═════ Extract ═════

Peabody Award winners Llewellyn M. Smith and Sam Pollard’s (MLK/FBI) documentary, South to Black Power (2023), explores the theory New York Times columnist and author Charles Blow proposed in his 2021 book, “The Devil You Know: A Black Power Manifesto.” Mr. Blow suggests a ‘reverse migration’ of the blacks en masse to the American South in order to harness the political power in southern states. After the American Civil War, particularly between 1915 and 1940, the black diaspora of America moved from the South in large numbers, leaving their land and culture, driven by economic concerns and also due to virulent Jim Crow laws.

Charles Blow identifies southern states that already have the highest percentage of black population in America, where the reverse migration into the South could make them the majority, dismantling the status quo and transforming the political landscape. Resetting power structures is a practical solution for the people who don’t have any say in how they are governed. South to Black Power discusses the challenges and issues surrounding this alluring solution.  Mr. Blow himself followed the idea and moved to Georgia after living twenty-five years in New York.

In Smith and Pollard’s South to Black Power, Charles Blow takes a journey into the South, where he witnesses his theory operating at a nascent stage in a few cities and towns. Mr. Blow meets a diverse range of people in his journey: people from grassroots organizations, a charismatic mayor to voting rights activists, and working-class African Americans. Blow also returns to his hometown, Gibsland, Louisiana, listening to his family members’ varied stories and their perspectives on his idea. South to Black Power also occasionally shows Blow’s idea receiving some form of resistance. But, though this notion of reverse migration and directly influencing state policies is yet to reach the stage of concrete practicality, the factors that push Mr. Blow to propose this theory make sense.

South to Black Power opens with Charles Blow explaining how the notion of ‘Black Power’ differs entirely from the encroaching and domineering nature of ‘White Power.’ Black Power is more about being involved in making decisions that address the black community’s concerns and needs. The murder of George Floyd sparked widespread racial justice protests in the United States since the Civil Rights Movement in the 1960s. Yet despite the solidarity, real changes at the policy level are not made because the states are still packed with white legislators, who have evidently shown zero interest in redeveloping and economically reforming the black communities.

═════ Extracted entries ═════

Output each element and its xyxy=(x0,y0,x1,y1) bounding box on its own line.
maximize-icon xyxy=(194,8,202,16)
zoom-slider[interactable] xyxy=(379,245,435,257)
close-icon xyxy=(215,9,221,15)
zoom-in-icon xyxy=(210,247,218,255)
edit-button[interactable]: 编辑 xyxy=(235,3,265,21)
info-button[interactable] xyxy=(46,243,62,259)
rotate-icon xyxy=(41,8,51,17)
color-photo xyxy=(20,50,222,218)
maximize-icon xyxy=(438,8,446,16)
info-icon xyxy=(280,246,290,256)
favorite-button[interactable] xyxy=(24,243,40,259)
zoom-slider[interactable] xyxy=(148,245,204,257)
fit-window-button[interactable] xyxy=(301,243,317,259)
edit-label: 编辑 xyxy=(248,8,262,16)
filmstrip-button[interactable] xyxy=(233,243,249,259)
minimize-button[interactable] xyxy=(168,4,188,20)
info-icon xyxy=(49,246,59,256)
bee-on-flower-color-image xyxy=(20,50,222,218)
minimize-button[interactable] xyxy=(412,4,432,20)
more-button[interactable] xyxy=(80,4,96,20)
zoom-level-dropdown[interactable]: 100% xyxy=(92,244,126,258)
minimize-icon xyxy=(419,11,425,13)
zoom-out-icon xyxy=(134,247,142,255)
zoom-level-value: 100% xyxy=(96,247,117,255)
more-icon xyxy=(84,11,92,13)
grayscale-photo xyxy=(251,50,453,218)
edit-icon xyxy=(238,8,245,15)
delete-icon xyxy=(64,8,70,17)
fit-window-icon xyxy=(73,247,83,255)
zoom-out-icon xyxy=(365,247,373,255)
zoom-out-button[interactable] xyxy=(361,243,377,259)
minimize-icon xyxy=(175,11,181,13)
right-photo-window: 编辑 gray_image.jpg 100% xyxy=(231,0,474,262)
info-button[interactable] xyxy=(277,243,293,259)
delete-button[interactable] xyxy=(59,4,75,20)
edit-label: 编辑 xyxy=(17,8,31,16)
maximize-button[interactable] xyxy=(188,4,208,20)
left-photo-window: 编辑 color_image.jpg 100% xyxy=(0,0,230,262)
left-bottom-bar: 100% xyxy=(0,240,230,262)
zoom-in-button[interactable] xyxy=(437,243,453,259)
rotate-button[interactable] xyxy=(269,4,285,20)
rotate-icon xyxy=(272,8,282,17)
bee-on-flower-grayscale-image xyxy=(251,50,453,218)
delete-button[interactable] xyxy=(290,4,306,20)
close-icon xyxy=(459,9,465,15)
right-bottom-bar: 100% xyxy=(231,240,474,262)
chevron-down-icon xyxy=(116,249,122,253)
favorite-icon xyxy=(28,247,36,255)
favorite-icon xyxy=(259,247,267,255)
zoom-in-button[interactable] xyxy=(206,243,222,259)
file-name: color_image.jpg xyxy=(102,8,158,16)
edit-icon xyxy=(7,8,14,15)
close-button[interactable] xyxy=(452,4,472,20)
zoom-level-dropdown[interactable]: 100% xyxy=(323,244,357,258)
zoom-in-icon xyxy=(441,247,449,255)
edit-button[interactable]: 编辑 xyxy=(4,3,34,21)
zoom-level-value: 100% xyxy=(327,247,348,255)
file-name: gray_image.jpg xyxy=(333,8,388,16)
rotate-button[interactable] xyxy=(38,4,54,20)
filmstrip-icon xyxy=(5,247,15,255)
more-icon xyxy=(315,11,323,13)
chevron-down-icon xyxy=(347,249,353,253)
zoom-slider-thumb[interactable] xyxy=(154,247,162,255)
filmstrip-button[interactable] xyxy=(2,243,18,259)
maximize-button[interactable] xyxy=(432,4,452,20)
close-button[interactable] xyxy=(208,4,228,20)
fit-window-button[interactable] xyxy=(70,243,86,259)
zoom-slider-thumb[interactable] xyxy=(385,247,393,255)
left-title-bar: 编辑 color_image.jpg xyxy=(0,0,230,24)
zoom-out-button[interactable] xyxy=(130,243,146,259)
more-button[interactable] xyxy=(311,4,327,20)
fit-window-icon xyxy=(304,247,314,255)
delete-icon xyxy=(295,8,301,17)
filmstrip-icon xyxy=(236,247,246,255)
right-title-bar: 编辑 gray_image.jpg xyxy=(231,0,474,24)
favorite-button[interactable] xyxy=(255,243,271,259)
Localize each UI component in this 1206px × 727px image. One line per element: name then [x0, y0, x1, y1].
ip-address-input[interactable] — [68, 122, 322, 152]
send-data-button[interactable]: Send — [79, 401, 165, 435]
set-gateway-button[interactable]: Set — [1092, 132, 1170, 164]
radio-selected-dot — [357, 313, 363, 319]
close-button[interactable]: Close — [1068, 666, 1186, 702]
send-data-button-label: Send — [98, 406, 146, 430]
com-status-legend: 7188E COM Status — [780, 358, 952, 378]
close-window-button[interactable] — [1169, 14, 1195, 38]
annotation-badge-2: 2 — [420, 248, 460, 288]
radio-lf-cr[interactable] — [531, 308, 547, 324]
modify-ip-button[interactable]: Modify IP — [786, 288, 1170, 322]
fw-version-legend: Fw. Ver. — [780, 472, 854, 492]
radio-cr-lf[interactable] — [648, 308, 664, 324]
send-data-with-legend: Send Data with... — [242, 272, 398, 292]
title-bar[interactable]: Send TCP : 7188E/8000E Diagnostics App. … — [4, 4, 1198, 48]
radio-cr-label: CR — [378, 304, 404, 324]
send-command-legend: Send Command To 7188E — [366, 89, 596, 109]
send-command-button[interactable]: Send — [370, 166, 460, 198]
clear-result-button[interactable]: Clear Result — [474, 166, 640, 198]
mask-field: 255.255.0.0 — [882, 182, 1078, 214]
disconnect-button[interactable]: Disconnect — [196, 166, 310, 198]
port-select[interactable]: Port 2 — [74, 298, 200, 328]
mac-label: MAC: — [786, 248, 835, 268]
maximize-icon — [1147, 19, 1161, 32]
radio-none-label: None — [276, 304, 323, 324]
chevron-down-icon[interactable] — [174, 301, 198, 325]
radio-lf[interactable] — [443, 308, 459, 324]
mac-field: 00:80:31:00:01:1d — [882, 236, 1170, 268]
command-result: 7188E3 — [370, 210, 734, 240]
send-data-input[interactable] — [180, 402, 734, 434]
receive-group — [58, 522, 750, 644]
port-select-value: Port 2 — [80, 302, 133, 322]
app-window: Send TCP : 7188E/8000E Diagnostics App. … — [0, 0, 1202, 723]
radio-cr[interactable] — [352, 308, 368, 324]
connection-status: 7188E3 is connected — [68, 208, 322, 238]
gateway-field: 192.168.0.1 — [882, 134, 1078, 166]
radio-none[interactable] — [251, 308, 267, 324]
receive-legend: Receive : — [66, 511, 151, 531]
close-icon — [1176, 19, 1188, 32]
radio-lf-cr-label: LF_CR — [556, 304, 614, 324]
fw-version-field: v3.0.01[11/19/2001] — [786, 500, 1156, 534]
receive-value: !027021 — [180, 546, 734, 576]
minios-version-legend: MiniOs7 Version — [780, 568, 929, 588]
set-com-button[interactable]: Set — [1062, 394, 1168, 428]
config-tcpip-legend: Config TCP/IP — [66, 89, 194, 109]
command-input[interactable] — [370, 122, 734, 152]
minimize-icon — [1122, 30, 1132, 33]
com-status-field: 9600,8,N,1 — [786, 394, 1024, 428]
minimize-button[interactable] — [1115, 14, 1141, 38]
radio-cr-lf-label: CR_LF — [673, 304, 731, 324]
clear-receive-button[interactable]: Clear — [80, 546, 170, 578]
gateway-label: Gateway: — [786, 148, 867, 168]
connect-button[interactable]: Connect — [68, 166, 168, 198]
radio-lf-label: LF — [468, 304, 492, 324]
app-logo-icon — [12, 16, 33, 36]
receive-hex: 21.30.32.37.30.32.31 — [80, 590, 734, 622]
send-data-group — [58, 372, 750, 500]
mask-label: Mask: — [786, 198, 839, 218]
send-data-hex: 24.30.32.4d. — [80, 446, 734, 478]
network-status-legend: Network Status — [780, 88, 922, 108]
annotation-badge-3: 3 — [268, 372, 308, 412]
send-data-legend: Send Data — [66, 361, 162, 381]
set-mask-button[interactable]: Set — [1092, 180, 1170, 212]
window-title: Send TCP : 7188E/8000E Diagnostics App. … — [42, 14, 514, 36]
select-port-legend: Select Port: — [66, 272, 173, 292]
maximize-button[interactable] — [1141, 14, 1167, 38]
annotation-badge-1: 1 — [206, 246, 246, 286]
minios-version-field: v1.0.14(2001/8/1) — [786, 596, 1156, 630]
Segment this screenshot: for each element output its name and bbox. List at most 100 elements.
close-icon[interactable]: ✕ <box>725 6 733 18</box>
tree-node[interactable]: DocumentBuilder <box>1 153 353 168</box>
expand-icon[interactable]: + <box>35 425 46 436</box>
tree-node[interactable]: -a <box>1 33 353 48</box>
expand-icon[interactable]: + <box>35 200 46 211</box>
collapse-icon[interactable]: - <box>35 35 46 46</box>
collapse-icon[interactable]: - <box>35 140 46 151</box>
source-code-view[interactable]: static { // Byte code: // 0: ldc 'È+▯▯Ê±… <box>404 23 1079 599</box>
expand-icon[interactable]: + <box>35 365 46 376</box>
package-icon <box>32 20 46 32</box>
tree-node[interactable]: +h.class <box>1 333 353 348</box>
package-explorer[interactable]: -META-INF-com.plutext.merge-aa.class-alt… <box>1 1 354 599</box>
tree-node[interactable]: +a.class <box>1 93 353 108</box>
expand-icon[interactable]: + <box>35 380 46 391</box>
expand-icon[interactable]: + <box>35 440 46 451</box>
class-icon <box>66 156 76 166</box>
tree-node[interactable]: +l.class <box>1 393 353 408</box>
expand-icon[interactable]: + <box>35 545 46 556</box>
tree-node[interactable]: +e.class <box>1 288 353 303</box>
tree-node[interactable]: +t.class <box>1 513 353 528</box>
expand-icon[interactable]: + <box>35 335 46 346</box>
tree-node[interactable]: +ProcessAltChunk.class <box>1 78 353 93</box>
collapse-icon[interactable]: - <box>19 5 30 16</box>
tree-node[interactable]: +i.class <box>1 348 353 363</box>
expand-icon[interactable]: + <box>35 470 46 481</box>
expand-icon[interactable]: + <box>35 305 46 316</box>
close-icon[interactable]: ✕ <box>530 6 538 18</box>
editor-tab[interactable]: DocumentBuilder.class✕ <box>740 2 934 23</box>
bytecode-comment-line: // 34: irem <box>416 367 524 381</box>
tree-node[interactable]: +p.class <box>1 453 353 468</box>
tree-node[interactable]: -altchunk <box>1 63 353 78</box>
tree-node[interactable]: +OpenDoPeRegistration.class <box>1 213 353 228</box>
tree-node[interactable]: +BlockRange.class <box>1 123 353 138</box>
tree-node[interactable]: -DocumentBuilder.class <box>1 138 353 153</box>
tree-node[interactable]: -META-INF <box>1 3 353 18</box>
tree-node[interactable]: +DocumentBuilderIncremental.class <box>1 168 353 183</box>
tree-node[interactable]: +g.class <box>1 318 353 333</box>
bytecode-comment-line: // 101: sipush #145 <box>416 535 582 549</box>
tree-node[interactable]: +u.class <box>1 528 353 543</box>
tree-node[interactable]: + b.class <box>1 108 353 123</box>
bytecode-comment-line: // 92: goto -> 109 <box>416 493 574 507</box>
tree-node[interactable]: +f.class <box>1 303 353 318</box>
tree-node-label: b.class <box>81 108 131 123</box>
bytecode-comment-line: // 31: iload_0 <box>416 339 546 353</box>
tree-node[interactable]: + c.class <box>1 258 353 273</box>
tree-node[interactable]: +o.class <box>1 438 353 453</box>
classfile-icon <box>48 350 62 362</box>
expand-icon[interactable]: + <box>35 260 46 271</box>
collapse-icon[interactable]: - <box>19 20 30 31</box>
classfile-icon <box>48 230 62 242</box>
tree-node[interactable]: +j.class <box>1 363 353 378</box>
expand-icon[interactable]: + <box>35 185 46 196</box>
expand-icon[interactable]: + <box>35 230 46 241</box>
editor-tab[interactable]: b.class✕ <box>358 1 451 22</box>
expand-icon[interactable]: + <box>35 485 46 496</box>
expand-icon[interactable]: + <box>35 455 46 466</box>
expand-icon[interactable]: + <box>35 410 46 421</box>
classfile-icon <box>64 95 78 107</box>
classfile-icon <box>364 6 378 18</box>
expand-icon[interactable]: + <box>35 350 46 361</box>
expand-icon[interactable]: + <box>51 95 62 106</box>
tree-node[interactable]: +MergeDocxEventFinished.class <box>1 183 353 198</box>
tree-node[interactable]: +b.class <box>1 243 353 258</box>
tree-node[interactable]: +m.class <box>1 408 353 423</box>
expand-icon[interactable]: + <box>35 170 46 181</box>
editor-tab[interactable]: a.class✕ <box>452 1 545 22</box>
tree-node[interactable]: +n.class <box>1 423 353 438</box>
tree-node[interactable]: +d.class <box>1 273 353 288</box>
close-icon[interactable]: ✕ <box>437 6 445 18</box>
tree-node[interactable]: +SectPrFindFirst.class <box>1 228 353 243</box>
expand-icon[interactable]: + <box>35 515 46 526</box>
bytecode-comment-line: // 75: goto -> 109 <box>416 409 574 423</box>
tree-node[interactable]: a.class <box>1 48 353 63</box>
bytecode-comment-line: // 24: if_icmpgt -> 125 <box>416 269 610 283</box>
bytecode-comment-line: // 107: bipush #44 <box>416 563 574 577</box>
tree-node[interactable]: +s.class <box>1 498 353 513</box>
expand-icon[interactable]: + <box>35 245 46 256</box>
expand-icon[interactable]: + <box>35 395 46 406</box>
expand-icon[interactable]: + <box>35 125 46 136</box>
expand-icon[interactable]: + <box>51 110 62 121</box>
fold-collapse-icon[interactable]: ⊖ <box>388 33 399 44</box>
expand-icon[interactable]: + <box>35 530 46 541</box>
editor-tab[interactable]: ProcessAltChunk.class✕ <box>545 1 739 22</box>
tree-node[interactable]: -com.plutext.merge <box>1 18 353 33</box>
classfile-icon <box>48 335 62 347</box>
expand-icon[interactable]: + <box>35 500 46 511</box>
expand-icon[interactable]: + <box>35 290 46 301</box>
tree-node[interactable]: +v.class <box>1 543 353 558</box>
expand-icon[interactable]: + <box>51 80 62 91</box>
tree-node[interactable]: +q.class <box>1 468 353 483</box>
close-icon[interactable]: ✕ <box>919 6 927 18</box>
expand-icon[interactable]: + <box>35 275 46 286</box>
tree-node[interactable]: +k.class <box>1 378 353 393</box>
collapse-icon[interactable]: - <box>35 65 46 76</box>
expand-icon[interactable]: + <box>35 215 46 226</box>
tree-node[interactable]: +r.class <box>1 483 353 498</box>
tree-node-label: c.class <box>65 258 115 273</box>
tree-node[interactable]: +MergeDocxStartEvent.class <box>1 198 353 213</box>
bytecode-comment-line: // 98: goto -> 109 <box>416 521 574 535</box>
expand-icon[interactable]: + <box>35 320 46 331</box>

═════

Exercise brief: In the review of South to Black Power, reproduce word for word the portion that starts at "South to Black Power opens" and runs up to and including "the black communities.".

Output of the exercise:
South to Black Power opens with Charles Blow explaining how the notion of ‘Black Power’ differs entirely from the encroaching and domineering nature of ‘White Power.’ Black Power is more about being involved in making decisions that address the black community’s concerns and needs. The murder of George Floyd sparked widespread racial justice protests in the United States since the Civil Rights Movement in the 1960s. Yet despite the solidarity, real changes at the policy level are not made because the states are still packed with white legislators, who have evidently shown zero interest in redeveloping and economically reforming the black communities.